## [Set problem]
Pick out each line below containing "Hause".

## [Records supplied]
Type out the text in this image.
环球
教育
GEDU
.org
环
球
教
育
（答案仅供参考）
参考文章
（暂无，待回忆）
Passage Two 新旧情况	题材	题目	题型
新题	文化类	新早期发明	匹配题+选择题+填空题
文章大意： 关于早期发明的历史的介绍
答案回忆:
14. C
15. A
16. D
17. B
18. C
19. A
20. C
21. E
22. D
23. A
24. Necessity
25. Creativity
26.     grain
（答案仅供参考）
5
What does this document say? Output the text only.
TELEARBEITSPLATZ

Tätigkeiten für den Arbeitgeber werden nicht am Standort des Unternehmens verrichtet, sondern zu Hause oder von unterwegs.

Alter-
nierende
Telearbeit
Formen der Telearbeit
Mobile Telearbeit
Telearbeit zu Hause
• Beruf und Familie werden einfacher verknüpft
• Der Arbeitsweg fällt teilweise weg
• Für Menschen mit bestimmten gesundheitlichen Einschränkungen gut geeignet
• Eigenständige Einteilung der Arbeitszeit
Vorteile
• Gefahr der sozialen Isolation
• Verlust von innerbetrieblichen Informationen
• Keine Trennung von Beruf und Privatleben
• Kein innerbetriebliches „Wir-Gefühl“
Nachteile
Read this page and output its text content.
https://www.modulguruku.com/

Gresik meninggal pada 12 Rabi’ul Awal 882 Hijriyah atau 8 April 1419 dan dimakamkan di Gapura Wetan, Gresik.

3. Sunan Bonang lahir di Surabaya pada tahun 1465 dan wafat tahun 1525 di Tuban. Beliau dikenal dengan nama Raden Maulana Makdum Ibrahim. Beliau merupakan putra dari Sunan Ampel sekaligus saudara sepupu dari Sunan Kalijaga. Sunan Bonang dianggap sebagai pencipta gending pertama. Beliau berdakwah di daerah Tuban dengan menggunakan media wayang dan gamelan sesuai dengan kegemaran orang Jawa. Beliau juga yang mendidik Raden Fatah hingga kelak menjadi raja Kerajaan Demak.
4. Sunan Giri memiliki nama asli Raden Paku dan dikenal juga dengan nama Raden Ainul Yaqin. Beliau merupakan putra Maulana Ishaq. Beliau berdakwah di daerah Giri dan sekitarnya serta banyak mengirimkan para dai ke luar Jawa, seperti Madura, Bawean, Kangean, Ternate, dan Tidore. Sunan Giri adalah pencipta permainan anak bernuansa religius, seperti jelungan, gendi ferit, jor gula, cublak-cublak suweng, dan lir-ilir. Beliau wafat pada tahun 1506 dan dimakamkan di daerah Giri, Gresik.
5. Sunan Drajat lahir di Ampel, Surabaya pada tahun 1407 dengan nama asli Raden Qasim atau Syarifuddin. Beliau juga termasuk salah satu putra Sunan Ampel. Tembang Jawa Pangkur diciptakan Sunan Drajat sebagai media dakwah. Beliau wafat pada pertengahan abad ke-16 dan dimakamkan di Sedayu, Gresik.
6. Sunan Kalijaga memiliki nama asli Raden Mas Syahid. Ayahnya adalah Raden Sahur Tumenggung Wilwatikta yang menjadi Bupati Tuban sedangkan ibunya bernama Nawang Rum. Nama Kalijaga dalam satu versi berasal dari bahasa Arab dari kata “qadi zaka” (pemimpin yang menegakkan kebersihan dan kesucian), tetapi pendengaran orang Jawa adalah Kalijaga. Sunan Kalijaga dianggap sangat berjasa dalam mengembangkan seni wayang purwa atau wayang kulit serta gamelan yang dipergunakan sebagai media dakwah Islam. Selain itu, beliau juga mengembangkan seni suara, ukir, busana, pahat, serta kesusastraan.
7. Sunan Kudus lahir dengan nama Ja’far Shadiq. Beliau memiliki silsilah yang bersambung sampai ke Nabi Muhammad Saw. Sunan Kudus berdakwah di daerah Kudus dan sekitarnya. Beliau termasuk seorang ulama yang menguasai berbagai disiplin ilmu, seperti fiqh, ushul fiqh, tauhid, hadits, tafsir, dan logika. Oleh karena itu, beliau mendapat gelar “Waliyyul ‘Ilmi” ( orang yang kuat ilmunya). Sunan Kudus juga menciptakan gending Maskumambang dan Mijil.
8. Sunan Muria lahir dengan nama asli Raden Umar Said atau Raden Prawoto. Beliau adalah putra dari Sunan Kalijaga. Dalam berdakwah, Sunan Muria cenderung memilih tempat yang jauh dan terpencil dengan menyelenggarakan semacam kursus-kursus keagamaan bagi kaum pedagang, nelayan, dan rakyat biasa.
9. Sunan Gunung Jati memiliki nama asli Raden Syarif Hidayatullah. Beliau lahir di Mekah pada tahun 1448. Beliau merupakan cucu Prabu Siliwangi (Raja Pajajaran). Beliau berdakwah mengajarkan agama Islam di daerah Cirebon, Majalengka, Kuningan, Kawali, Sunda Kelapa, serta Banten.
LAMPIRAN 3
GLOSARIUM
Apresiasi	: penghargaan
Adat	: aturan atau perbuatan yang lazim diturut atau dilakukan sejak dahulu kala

## [Correct response]
Tätigkeiten für den Arbeitgeber werden nicht am Standort des Unternehmens verrichtet, sondern zu Hause oder von unterwegs.
Telearbeit zu Hause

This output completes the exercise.